Scan the data below. Pull out each line where "Moving" occurs.
◆ ◆ ◆ ◆ ◆
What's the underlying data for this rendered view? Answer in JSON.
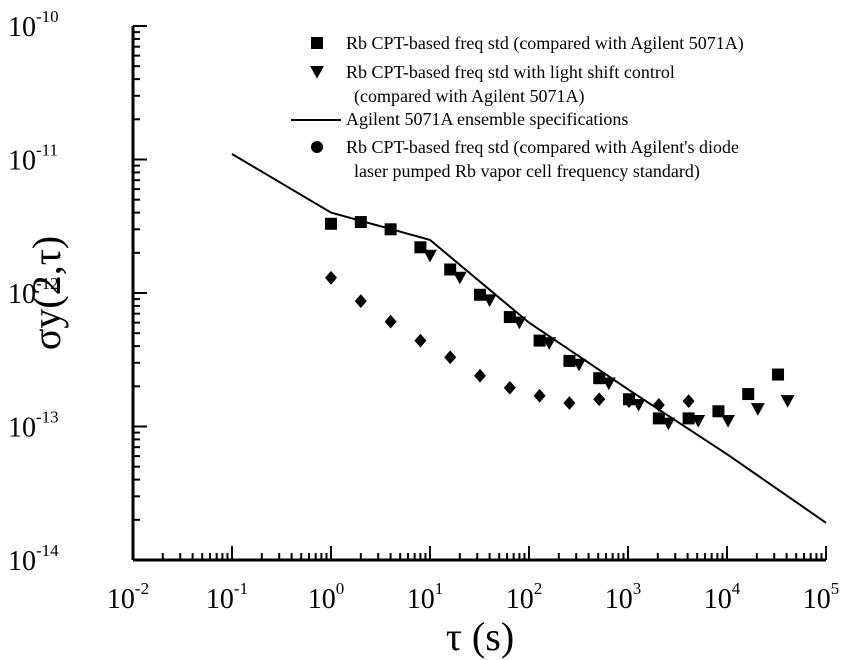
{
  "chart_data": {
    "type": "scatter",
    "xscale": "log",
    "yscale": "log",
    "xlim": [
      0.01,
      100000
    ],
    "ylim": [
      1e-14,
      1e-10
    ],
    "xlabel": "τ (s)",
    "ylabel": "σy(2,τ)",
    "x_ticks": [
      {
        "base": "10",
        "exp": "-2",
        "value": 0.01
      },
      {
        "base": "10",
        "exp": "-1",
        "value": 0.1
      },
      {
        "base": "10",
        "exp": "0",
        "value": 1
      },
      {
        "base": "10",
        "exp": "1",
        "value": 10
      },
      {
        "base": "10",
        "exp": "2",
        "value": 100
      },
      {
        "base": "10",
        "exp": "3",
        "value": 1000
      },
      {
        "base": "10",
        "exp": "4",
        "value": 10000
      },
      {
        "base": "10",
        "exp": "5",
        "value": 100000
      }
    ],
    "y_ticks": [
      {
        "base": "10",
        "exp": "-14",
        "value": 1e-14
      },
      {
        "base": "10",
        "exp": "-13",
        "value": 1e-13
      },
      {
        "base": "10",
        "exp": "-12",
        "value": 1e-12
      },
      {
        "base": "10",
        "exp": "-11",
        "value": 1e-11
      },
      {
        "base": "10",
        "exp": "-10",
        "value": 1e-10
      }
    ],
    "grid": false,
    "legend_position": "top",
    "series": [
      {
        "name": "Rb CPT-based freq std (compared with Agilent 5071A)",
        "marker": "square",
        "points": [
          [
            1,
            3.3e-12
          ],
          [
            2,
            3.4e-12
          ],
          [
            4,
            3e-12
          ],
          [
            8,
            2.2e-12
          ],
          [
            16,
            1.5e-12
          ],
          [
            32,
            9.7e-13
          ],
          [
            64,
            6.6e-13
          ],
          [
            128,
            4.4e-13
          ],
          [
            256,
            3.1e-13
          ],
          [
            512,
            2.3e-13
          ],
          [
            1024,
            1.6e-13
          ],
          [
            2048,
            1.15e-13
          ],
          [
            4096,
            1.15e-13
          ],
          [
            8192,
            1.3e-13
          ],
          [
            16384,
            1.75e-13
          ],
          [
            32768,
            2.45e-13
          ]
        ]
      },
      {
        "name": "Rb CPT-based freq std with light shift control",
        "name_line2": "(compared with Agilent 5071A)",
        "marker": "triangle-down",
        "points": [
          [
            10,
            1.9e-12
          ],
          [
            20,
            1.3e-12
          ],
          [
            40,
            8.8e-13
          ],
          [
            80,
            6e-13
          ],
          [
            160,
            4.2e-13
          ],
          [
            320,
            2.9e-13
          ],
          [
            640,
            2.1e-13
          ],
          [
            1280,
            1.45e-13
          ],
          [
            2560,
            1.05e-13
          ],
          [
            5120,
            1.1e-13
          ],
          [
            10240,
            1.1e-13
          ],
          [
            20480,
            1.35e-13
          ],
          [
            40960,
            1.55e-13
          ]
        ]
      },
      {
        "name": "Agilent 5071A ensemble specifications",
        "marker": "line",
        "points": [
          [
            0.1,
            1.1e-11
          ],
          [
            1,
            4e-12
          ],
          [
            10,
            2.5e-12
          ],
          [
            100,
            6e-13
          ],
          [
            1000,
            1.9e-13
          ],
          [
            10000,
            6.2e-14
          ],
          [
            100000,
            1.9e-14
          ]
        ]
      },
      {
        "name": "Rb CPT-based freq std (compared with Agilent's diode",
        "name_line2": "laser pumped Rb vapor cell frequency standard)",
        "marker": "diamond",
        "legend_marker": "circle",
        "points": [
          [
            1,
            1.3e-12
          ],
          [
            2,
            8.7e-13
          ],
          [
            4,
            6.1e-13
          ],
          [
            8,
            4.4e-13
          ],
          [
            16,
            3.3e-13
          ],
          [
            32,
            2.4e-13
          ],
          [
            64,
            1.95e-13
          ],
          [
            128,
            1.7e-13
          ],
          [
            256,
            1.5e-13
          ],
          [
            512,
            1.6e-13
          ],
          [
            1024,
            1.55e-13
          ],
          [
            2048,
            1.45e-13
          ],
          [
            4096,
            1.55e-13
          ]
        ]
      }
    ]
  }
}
◆ ◆ ◆ ◆ ◆
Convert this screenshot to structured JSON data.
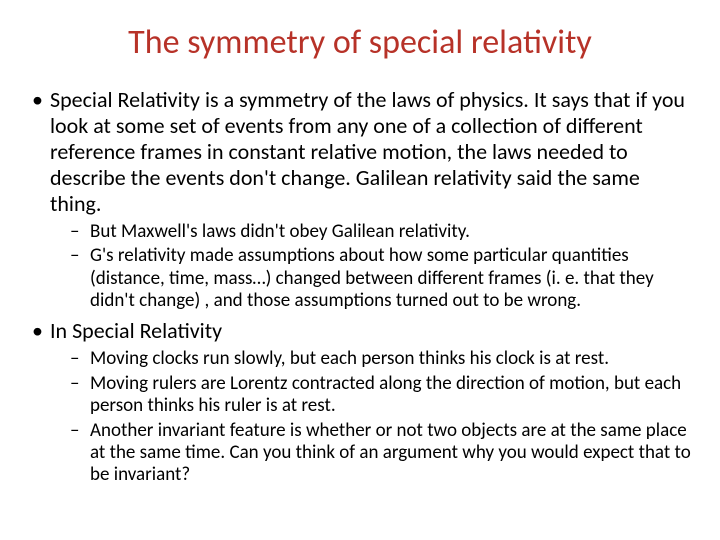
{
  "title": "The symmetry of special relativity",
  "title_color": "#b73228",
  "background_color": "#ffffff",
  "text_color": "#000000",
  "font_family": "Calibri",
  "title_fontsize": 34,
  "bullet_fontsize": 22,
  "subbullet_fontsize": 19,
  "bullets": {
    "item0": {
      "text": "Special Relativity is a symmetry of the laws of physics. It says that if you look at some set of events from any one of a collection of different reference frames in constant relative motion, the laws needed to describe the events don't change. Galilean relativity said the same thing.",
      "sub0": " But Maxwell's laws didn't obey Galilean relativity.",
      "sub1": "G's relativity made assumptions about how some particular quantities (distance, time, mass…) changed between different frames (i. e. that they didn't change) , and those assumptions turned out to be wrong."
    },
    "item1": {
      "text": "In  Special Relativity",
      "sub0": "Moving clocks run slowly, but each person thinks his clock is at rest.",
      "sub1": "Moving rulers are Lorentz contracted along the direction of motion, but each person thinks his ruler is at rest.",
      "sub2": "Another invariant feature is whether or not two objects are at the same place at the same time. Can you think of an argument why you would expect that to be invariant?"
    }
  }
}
◆ ◆ ◆ ◆ ◆
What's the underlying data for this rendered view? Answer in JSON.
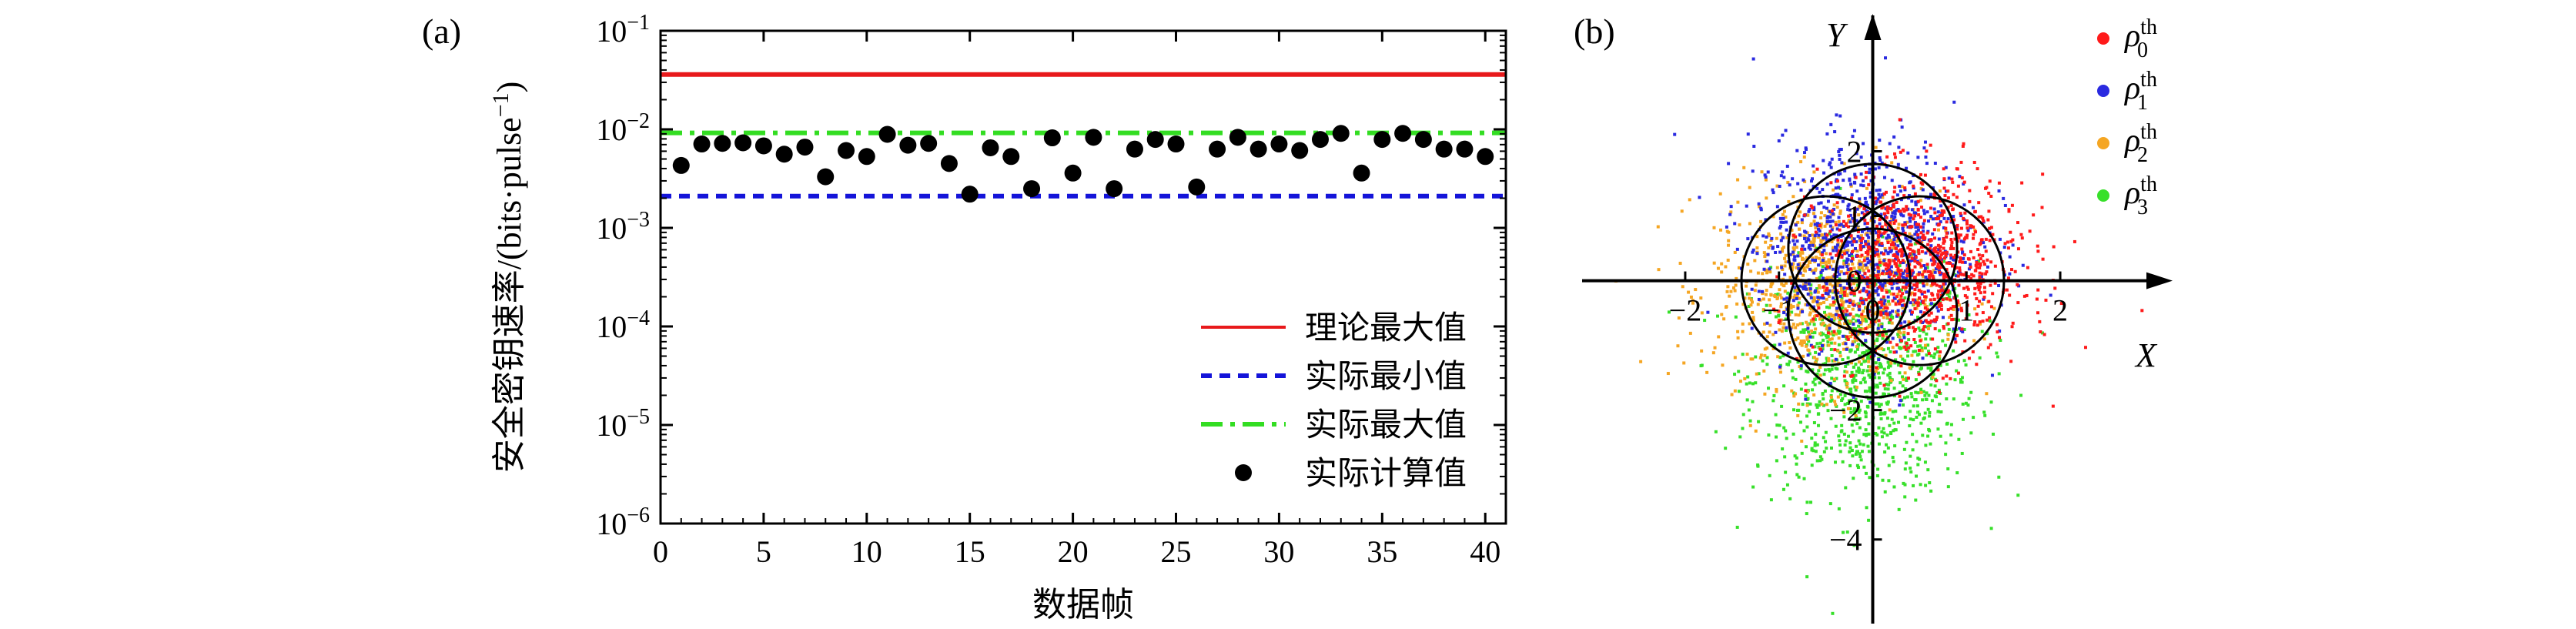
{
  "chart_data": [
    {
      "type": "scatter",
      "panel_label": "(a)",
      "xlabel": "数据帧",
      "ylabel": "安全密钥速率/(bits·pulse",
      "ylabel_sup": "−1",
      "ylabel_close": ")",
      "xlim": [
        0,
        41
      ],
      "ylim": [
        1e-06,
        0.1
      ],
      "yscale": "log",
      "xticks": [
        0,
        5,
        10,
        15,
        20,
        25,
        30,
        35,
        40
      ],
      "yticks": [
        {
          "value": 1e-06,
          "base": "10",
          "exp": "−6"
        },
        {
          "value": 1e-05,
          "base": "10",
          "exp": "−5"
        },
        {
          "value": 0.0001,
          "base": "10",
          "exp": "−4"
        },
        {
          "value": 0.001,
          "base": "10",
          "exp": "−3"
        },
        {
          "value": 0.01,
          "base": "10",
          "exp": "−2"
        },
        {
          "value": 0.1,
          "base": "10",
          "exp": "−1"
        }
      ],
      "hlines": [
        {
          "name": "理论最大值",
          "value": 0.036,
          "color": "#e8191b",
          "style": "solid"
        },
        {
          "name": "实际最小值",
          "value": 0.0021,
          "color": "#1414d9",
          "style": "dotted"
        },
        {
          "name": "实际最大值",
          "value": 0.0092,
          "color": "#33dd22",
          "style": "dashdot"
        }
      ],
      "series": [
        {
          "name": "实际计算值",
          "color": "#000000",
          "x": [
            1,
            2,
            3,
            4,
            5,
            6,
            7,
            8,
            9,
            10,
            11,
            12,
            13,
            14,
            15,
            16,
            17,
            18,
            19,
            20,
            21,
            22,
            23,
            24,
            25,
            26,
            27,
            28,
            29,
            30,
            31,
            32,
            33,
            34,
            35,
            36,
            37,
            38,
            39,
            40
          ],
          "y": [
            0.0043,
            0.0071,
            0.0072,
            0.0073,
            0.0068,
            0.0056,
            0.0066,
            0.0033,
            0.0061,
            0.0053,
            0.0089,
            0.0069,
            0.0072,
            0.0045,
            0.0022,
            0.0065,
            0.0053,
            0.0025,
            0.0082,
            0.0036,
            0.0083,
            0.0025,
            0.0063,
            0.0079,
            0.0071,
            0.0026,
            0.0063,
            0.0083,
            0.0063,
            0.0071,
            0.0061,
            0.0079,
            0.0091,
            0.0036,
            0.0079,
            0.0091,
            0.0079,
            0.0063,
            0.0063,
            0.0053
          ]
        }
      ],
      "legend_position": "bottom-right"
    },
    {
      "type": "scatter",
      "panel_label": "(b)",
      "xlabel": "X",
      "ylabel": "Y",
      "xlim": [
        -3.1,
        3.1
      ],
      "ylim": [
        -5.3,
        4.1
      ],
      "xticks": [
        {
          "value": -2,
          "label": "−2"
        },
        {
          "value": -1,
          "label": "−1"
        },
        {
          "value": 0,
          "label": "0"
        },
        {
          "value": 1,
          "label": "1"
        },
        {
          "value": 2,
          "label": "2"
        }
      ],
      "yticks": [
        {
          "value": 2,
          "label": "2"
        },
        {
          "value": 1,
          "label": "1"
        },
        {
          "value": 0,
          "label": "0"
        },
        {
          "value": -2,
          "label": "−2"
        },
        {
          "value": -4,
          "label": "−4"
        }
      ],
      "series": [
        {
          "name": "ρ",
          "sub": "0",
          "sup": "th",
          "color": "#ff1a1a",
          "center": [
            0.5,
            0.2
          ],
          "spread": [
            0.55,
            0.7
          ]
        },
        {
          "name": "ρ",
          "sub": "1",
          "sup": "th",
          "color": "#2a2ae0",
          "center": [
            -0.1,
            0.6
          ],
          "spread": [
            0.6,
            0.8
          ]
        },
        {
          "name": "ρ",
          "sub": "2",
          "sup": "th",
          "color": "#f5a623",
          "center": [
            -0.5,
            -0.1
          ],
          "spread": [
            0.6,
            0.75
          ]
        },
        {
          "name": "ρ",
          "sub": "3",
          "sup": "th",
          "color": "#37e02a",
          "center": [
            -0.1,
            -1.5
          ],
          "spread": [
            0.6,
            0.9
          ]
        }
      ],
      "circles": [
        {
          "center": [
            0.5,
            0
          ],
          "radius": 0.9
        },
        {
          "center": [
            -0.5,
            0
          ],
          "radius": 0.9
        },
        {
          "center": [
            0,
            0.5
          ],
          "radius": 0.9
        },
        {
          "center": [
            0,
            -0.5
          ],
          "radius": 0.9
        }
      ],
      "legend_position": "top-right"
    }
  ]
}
◆ ◆ ◆ ◆ ◆
Answer to this task:
      "sub0": "Moving clocks run slowly, but each person thinks his clock is at rest.",
      "sub1": "Moving rulers are Lorentz contracted along the direction of motion, but each person thinks his ruler is at rest.",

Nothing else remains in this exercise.